● **REQUEST**: Write out the whole listing again, exactly.

● **INFORMATION PROVIDED**:
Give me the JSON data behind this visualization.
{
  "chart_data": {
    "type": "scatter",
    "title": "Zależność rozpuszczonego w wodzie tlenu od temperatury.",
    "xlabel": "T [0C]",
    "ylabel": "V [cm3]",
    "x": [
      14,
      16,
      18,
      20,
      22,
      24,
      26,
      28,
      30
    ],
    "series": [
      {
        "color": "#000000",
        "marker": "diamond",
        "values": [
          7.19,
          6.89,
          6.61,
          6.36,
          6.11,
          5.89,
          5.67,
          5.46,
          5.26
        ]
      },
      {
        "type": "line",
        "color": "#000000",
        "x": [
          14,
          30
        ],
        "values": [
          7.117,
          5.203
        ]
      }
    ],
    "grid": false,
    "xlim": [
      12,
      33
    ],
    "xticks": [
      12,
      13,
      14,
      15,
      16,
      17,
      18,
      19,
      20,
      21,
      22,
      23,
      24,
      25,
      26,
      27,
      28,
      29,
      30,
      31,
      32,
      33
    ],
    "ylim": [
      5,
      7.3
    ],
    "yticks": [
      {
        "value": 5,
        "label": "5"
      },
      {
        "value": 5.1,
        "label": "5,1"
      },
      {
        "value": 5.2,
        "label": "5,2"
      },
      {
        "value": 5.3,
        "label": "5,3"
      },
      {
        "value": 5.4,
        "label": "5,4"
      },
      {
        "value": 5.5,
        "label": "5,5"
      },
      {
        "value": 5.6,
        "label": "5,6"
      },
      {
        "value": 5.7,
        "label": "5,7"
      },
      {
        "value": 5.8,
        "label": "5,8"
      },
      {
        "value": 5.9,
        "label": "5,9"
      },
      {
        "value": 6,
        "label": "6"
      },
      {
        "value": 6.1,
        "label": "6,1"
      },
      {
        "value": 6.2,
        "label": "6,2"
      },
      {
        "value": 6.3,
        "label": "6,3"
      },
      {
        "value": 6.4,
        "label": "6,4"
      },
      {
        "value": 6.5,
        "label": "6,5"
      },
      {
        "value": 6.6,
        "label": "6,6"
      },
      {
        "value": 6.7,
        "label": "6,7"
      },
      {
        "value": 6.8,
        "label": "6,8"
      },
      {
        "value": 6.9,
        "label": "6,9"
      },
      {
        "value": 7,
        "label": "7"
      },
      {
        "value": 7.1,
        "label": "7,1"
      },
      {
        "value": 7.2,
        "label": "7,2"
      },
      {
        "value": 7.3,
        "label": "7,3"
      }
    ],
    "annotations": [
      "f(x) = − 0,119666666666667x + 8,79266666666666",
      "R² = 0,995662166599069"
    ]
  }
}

● **CORRECT ANSWER**:
Give me the JSON data behind this visualization.
{
  "chart_data": {
    "type": "scatter",
    "title": "Zależność rozpuszczonego w wodzie tlenu od temperatury.",
    "xlabel": "T [0C]",
    "ylabel": "V [cm3]",
    "x": [
      14,
      16,
      18,
      20,
      22,
      24,
      26,
      28,
      30
    ],
    "series": [
      {
        "color": "#000000",
        "marker": "diamond",
        "values": [
          7.19,
          6.89,
          6.61,
          6.36,
          6.11,
          5.89,
          5.67,
          5.46,
          5.26
        ]
      },
      {
        "type": "line",
        "color": "#000000",
        "x": [
          14,
          30
        ],
        "values": [
          7.117,
          5.203
        ]
      }
    ],
    "grid": false,
    "xlim": [
      12,
      33
    ],
    "xticks": [
      12,
      13,
      14,
      15,
      16,
      17,
      18,
      19,
      20,
      21,
      22,
      23,
      24,
      25,
      26,
      27,
      28,
      29,
      30,
      31,
      32,
      33
    ],
    "ylim": [
      5,
      7.3
    ],
    "yticks": [
      {
        "value": 5,
        "label": "5"
      },
      {
        "value": 5.1,
        "label": "5,1"
      },
      {
        "value": 5.2,
        "label": "5,2"
      },
      {
        "value": 5.3,
        "label": "5,3"
      },
      {
        "value": 5.4,
        "label": "5,4"
      },
      {
        "value": 5.5,
        "label": "5,5"
      },
      {
        "value": 5.6,
        "label": "5,6"
      },
      {
        "value": 5.7,
        "label": "5,7"
      },
      {
        "value": 5.8,
        "label": "5,8"
      },
      {
        "value": 5.9,
        "label": "5,9"
      },
      {
        "value": 6,
        "label": "6"
      },
      {
        "value": 6.1,
        "label": "6,1"
      },
      {
        "value": 6.2,
        "label": "6,2"
      },
      {
        "value": 6.3,
        "label": "6,3"
      },
      {
        "value": 6.4,
        "label": "6,4"
      },
      {
        "value": 6.5,
        "label": "6,5"
      },
      {
        "value": 6.6,
        "label": "6,6"
      },
      {
        "value": 6.7,
        "label": "6,7"
      },
      {
        "value": 6.8,
        "label": "6,8"
      },
      {
        "value": 6.9,
        "label": "6,9"
      },
      {
        "value": 7,
        "label": "7"
      },
      {
        "value": 7.1,
        "label": "7,1"
      },
      {
        "value": 7.2,
        "label": "7,2"
      },
      {
        "value": 7.3,
        "label": "7,3"
      }
    ],
    "annotations": [
      "f(x) = − 0,119666666666667x + 8,79266666666666",
      "R² = 0,995662166599069"
    ]
  }
}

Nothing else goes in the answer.